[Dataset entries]
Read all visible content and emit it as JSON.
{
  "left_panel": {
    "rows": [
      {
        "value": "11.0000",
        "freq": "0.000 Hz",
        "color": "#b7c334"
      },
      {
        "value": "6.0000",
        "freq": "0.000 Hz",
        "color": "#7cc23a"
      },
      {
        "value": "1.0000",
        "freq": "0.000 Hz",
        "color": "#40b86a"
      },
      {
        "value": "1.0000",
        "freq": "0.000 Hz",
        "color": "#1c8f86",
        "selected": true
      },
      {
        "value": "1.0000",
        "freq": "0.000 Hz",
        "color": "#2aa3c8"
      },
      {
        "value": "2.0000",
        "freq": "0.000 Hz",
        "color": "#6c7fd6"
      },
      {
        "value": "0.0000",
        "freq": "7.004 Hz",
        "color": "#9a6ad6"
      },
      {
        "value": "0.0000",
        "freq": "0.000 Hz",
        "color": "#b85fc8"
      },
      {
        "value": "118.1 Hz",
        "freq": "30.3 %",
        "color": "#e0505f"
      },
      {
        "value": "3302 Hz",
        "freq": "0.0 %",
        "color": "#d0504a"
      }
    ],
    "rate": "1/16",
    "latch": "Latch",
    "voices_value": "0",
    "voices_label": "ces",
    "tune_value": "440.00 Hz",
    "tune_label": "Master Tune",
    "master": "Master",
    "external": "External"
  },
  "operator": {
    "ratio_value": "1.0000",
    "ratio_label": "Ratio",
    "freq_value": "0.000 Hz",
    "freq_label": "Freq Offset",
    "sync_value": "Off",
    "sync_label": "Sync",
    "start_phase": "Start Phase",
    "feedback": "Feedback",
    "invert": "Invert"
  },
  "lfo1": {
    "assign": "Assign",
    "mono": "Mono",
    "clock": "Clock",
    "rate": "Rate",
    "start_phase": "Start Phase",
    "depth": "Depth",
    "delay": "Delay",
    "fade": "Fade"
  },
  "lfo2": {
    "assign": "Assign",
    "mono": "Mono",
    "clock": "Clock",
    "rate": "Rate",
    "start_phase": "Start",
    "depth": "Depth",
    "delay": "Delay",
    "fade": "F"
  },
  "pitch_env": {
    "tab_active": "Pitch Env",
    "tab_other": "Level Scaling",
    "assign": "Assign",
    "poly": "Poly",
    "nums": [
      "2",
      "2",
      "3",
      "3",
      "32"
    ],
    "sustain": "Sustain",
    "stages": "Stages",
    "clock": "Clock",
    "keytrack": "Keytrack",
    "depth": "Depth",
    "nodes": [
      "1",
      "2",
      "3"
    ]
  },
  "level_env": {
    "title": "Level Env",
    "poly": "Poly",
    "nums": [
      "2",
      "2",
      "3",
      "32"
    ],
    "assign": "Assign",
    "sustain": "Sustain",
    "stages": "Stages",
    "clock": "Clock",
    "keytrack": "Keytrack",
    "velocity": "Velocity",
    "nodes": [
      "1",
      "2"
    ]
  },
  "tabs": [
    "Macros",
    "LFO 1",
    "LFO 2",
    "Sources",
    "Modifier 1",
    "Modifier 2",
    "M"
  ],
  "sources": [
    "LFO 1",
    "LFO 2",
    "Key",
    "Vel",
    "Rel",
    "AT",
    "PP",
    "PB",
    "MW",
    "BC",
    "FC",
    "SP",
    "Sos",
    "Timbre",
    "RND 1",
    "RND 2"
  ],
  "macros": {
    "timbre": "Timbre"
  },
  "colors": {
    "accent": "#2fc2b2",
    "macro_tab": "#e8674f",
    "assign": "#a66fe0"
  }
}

Written exercise → The records above should be restated word for word, please.

Answer →
Read all visible content and emit it as JSON.
{
  "left_panel": {
    "rows": [
      {
        "value": "11.0000",
        "freq": "0.000 Hz",
        "color": "#b7c334"
      },
      {
        "value": "6.0000",
        "freq": "0.000 Hz",
        "color": "#7cc23a"
      },
      {
        "value": "1.0000",
        "freq": "0.000 Hz",
        "color": "#40b86a"
      },
      {
        "value": "1.0000",
        "freq": "0.000 Hz",
        "color": "#1c8f86",
        "selected": true
      },
      {
        "value": "1.0000",
        "freq": "0.000 Hz",
        "color": "#2aa3c8"
      },
      {
        "value": "2.0000",
        "freq": "0.000 Hz",
        "color": "#6c7fd6"
      },
      {
        "value": "0.0000",
        "freq": "7.004 Hz",
        "color": "#9a6ad6"
      },
      {
        "value": "0.0000",
        "freq": "0.000 Hz",
        "color": "#b85fc8"
      },
      {
        "value": "118.1 Hz",
        "freq": "30.3 %",
        "color": "#e0505f"
      },
      {
        "value": "3302 Hz",
        "freq": "0.0 %",
        "color": "#d0504a"
      }
    ],
    "rate": "1/16",
    "latch": "Latch",
    "voices_value": "0",
    "voices_label": "ces",
    "tune_value": "440.00 Hz",
    "tune_label": "Master Tune",
    "master": "Master",
    "external": "External"
  },
  "operator": {
    "ratio_value": "1.0000",
    "ratio_label": "Ratio",
    "freq_value": "0.000 Hz",
    "freq_label": "Freq Offset",
    "sync_value": "Off",
    "sync_label": "Sync",
    "start_phase": "Start Phase",
    "feedback": "Feedback",
    "invert": "Invert"
  },
  "lfo1": {
    "assign": "Assign",
    "mono": "Mono",
    "clock": "Clock",
    "rate": "Rate",
    "start_phase": "Start Phase",
    "depth": "Depth",
    "delay": "Delay",
    "fade": "Fade"
  },
  "lfo2": {
    "assign": "Assign",
    "mono": "Mono",
    "clock": "Clock",
    "rate": "Rate",
    "start_phase": "Start",
    "depth": "Depth",
    "delay": "Delay",
    "fade": "F"
  },
  "pitch_env": {
    "tab_active": "Pitch Env",
    "tab_other": "Level Scaling",
    "assign": "Assign",
    "poly": "Poly",
    "nums": [
      "2",
      "2",
      "3",
      "3",
      "32"
    ],
    "sustain": "Sustain",
    "stages": "Stages",
    "clock": "Clock",
    "keytrack": "Keytrack",
    "depth": "Depth",
    "nodes": [
      "1",
      "2",
      "3"
    ]
  },
  "level_env": {
    "title": "Level Env",
    "poly": "Poly",
    "nums": [
      "2",
      "2",
      "3",
      "32"
    ],
    "assign": "Assign",
    "sustain": "Sustain",
    "stages": "Stages",
    "clock": "Clock",
    "keytrack": "Keytrack",
    "velocity": "Velocity",
    "nodes": [
      "1",
      "2"
    ]
  },
  "tabs": [
    "Macros",
    "LFO 1",
    "LFO 2",
    "Sources",
    "Modifier 1",
    "Modifier 2",
    "M"
  ],
  "sources": [
    "LFO 1",
    "LFO 2",
    "Key",
    "Vel",
    "Rel",
    "AT",
    "PP",
    "PB",
    "MW",
    "BC",
    "FC",
    "SP",
    "Sos",
    "Timbre",
    "RND 1",
    "RND 2"
  ],
  "macros": {
    "timbre": "Timbre"
  },
  "colors": {
    "accent": "#2fc2b2",
    "macro_tab": "#e8674f",
    "assign": "#a66fe0"
  }
}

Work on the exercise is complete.